** Records for processing **
.....
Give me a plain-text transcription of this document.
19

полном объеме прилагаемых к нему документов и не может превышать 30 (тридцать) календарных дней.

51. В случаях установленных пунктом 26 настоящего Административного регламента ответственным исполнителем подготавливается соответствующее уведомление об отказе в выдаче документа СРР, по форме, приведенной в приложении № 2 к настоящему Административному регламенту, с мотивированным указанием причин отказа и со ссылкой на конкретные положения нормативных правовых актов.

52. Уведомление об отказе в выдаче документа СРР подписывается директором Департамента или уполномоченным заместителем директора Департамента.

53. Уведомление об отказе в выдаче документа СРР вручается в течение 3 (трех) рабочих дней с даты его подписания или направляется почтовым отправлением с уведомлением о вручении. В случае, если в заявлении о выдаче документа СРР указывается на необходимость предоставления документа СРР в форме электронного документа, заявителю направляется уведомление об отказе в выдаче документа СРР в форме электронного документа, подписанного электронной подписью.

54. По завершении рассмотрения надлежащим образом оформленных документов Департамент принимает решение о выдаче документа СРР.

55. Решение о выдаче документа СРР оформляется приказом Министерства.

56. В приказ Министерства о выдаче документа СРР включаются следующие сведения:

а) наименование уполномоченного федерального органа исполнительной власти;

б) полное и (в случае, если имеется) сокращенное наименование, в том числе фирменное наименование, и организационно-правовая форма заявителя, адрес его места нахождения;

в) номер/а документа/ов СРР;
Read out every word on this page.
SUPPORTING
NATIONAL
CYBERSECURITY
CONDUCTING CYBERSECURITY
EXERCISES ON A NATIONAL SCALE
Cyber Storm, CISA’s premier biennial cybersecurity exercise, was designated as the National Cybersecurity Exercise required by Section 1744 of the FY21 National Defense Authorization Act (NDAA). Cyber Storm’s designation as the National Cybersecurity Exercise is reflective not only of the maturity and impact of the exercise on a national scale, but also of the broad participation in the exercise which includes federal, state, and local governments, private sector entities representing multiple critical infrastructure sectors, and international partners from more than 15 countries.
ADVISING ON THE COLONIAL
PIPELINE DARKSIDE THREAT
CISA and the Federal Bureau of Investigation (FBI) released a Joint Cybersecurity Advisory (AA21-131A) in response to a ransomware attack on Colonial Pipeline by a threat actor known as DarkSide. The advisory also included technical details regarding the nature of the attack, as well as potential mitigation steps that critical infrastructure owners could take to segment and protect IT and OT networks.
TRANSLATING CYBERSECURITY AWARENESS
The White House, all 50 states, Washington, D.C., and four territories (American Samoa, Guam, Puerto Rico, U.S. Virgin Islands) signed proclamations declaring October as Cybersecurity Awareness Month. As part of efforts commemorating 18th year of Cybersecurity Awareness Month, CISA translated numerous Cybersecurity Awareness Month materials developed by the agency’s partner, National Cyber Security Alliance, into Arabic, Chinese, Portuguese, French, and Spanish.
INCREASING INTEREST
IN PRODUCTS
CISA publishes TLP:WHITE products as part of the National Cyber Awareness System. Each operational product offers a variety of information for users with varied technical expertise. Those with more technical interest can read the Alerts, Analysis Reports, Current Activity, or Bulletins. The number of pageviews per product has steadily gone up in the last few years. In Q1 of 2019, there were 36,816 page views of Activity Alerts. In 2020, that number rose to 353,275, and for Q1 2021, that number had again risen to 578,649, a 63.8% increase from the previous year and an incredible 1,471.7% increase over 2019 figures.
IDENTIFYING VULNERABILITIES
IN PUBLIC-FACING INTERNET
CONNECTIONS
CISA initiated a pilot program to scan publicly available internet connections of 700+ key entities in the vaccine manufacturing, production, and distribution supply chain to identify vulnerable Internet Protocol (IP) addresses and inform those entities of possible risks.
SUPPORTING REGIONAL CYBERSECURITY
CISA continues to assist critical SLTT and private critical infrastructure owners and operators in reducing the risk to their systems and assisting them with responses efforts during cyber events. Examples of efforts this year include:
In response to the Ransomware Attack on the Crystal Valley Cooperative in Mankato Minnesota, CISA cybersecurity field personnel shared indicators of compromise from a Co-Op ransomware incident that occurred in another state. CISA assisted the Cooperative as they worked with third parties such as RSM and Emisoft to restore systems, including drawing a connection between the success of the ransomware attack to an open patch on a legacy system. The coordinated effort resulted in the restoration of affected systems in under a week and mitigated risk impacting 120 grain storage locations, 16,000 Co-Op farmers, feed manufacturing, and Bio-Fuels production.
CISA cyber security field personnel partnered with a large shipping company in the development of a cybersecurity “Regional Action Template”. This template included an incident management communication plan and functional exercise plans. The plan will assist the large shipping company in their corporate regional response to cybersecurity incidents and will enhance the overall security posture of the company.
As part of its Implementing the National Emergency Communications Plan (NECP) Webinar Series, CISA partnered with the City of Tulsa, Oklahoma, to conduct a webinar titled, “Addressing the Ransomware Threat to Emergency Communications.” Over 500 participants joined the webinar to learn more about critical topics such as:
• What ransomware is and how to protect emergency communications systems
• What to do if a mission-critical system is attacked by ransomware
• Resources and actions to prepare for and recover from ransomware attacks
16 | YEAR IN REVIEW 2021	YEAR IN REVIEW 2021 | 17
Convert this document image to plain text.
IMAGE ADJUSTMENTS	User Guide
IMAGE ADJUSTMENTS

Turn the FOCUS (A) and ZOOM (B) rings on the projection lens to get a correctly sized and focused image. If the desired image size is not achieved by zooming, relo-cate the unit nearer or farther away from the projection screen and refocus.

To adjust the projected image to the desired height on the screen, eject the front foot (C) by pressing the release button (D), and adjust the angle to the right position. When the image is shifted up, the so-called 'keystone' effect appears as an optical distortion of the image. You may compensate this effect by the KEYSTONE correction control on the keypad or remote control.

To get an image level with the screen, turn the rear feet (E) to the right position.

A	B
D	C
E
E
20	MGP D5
.....
** Written instruction **
Retype the listing exactly, in full.

** Final answer **
Give me a plain-text transcription of this document.
19

полном объеме прилагаемых к нему документов и не может превышать 30 (тридцать) календарных дней.

51. В случаях установленных пунктом 26 настоящего Административного регламента ответственным исполнителем подготавливается соответствующее уведомление об отказе в выдаче документа СРР, по форме, приведенной в приложении № 2 к настоящему Административному регламенту, с мотивированным указанием причин отказа и со ссылкой на конкретные положения нормативных правовых актов.

52. Уведомление об отказе в выдаче документа СРР подписывается директором Департамента или уполномоченным заместителем директора Департамента.

53. Уведомление об отказе в выдаче документа СРР вручается в течение 3 (трех) рабочих дней с даты его подписания или направляется почтовым отправлением с уведомлением о вручении. В случае, если в заявлении о выдаче документа СРР указывается на необходимость предоставления документа СРР в форме электронного документа, заявителю направляется уведомление об отказе в выдаче документа СРР в форме электронного документа, подписанного электронной подписью.

54. По завершении рассмотрения надлежащим образом оформленных документов Департамент принимает решение о выдаче документа СРР.

55. Решение о выдаче документа СРР оформляется приказом Министерства.

56. В приказ Министерства о выдаче документа СРР включаются следующие сведения:

а) наименование уполномоченного федерального органа исполнительной власти;

б) полное и (в случае, если имеется) сокращенное наименование, в том числе фирменное наименование, и организационно-правовая форма заявителя, адрес его места нахождения;

в) номер/а документа/ов СРР;
Read out every word on this page.
SUPPORTING
NATIONAL
CYBERSECURITY
CONDUCTING CYBERSECURITY
EXERCISES ON A NATIONAL SCALE
Cyber Storm, CISA’s premier biennial cybersecurity exercise, was designated as the National Cybersecurity Exercise required by Section 1744 of the FY21 National Defense Authorization Act (NDAA). Cyber Storm’s designation as the National Cybersecurity Exercise is reflective not only of the maturity and impact of the exercise on a national scale, but also of the broad participation in the exercise which includes federal, state, and local governments, private sector entities representing multiple critical infrastructure sectors, and international partners from more than 15 countries.
ADVISING ON THE COLONIAL
PIPELINE DARKSIDE THREAT
CISA and the Federal Bureau of Investigation (FBI) released a Joint Cybersecurity Advisory (AA21-131A) in response to a ransomware attack on Colonial Pipeline by a threat actor known as DarkSide. The advisory also included technical details regarding the nature of the attack, as well as potential mitigation steps that critical infrastructure owners could take to segment and protect IT and OT networks.
TRANSLATING CYBERSECURITY AWARENESS
The White House, all 50 states, Washington, D.C., and four territories (American Samoa, Guam, Puerto Rico, U.S. Virgin Islands) signed proclamations declaring October as Cybersecurity Awareness Month. As part of efforts commemorating 18th year of Cybersecurity Awareness Month, CISA translated numerous Cybersecurity Awareness Month materials developed by the agency’s partner, National Cyber Security Alliance, into Arabic, Chinese, Portuguese, French, and Spanish.
INCREASING INTEREST
IN PRODUCTS
CISA publishes TLP:WHITE products as part of the National Cyber Awareness System. Each operational product offers a variety of information for users with varied technical expertise. Those with more technical interest can read the Alerts, Analysis Reports, Current Activity, or Bulletins. The number of pageviews per product has steadily gone up in the last few years. In Q1 of 2019, there were 36,816 page views of Activity Alerts. In 2020, that number rose to 353,275, and for Q1 2021, that number had again risen to 578,649, a 63.8% increase from the previous year and an incredible 1,471.7% increase over 2019 figures.
IDENTIFYING VULNERABILITIES
IN PUBLIC-FACING INTERNET
CONNECTIONS
CISA initiated a pilot program to scan publicly available internet connections of 700+ key entities in the vaccine manufacturing, production, and distribution supply chain to identify vulnerable Internet Protocol (IP) addresses and inform those entities of possible risks.
SUPPORTING REGIONAL CYBERSECURITY
CISA continues to assist critical SLTT and private critical infrastructure owners and operators in reducing the risk to their systems and assisting them with responses efforts during cyber events. Examples of efforts this year include:
In response to the Ransomware Attack on the Crystal Valley Cooperative in Mankato Minnesota, CISA cybersecurity field personnel shared indicators of compromise from a Co-Op ransomware incident that occurred in another state. CISA assisted the Cooperative as they worked with third parties such as RSM and Emisoft to restore systems, including drawing a connection between the success of the ransomware attack to an open patch on a legacy system. The coordinated effort resulted in the restoration of affected systems in under a week and mitigated risk impacting 120 grain storage locations, 16,000 Co-Op farmers, feed manufacturing, and Bio-Fuels production.
CISA cyber security field personnel partnered with a large shipping company in the development of a cybersecurity “Regional Action Template”. This template included an incident management communication plan and functional exercise plans. The plan will assist the large shipping company in their corporate regional response to cybersecurity incidents and will enhance the overall security posture of the company.
As part of its Implementing the National Emergency Communications Plan (NECP) Webinar Series, CISA partnered with the City of Tulsa, Oklahoma, to conduct a webinar titled, “Addressing the Ransomware Threat to Emergency Communications.” Over 500 participants joined the webinar to learn more about critical topics such as:
• What ransomware is and how to protect emergency communications systems
• What to do if a mission-critical system is attacked by ransomware
• Resources and actions to prepare for and recover from ransomware attacks
16 | YEAR IN REVIEW 2021	YEAR IN REVIEW 2021 | 17
Convert this document image to plain text.
IMAGE ADJUSTMENTS	User Guide
IMAGE ADJUSTMENTS

Turn the FOCUS (A) and ZOOM (B) rings on the projection lens to get a correctly sized and focused image. If the desired image size is not achieved by zooming, relo-cate the unit nearer or farther away from the projection screen and refocus.

To adjust the projected image to the desired height on the screen, eject the front foot (C) by pressing the release button (D), and adjust the angle to the right position. When the image is shifted up, the so-called 'keystone' effect appears as an optical distortion of the image. You may compensate this effect by the KEYSTONE correction control on the keypad or remote control.

To get an image level with the screen, turn the rear feet (E) to the right position.

A	B
D	C
E
E
20	MGP D5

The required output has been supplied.